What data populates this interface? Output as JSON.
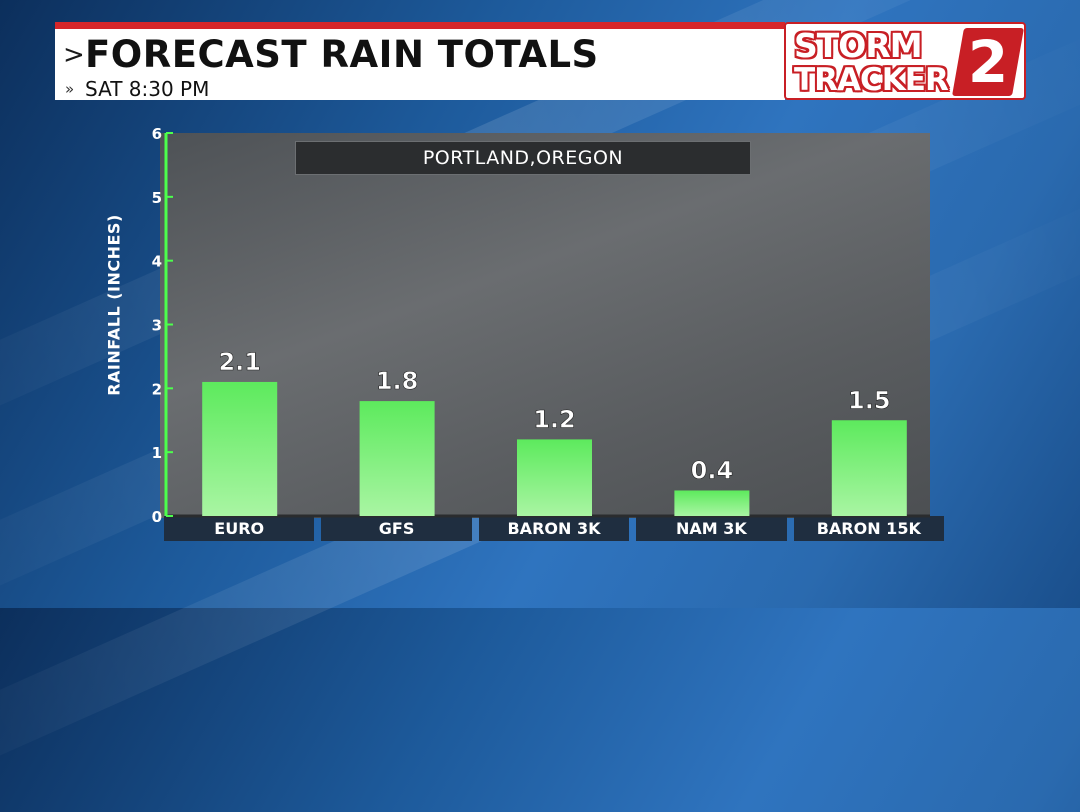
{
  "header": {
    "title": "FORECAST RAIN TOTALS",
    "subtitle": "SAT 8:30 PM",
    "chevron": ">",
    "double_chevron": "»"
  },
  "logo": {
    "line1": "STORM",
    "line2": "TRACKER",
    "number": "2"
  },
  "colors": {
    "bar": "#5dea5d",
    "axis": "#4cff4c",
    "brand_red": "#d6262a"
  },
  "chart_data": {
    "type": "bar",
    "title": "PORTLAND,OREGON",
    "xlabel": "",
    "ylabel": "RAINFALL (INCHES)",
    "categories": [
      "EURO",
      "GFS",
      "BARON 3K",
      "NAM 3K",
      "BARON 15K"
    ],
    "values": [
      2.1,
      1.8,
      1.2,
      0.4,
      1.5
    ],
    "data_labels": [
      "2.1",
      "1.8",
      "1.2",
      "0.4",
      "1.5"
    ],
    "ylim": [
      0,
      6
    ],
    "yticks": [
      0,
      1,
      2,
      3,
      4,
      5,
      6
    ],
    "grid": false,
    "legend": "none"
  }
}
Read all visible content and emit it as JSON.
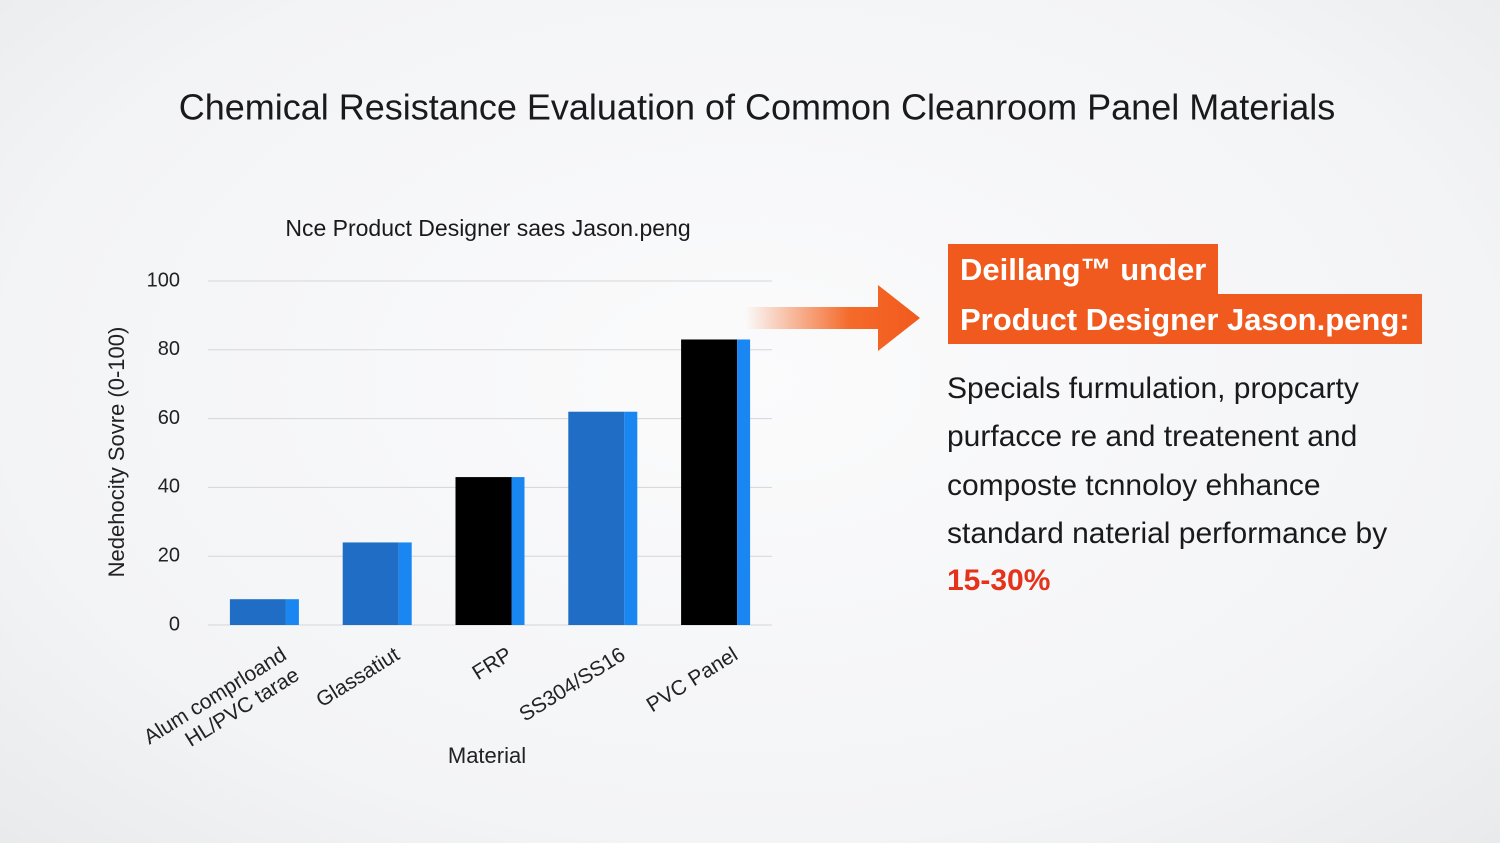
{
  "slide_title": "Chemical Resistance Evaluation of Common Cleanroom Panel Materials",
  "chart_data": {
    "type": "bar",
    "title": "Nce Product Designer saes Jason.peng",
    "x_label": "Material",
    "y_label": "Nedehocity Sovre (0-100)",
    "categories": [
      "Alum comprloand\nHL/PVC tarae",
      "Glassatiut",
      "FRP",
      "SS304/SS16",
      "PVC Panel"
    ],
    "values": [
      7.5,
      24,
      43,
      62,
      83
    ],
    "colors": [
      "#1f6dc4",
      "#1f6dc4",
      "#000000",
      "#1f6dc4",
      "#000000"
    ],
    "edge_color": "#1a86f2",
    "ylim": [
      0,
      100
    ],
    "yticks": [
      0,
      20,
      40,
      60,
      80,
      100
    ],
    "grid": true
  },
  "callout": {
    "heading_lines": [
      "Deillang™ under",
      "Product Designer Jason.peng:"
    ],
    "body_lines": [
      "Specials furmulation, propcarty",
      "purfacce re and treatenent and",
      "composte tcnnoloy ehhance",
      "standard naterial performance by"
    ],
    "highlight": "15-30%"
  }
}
▬▬▬▬▬▬▬▬▬▬
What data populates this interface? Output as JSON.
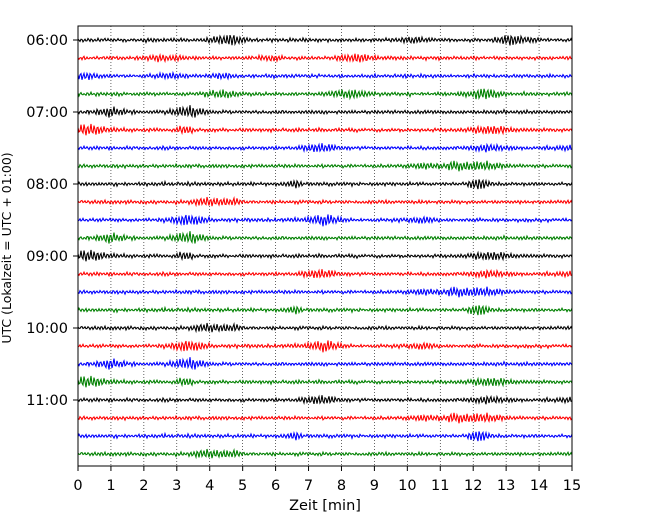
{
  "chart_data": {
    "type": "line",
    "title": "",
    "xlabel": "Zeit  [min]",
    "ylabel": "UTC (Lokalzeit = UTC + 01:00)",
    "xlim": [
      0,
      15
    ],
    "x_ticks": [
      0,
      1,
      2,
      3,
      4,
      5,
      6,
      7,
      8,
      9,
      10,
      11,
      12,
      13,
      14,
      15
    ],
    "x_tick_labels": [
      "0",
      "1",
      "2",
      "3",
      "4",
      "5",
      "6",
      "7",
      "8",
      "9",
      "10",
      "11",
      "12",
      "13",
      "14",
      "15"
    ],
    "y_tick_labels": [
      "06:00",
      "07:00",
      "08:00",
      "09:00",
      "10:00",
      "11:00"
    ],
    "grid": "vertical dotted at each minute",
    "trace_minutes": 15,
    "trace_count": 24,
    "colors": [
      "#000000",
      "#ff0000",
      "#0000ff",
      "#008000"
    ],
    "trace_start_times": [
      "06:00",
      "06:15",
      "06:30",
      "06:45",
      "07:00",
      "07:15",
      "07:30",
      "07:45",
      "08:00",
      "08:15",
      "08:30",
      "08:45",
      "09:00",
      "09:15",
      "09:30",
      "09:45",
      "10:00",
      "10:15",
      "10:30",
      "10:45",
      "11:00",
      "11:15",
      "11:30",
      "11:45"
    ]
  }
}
▬▬▬▬▬▬▬▬▬▬
In the listing above, count each line that holds the string "peng". Give the number only.

§ **Solution to this task**:
2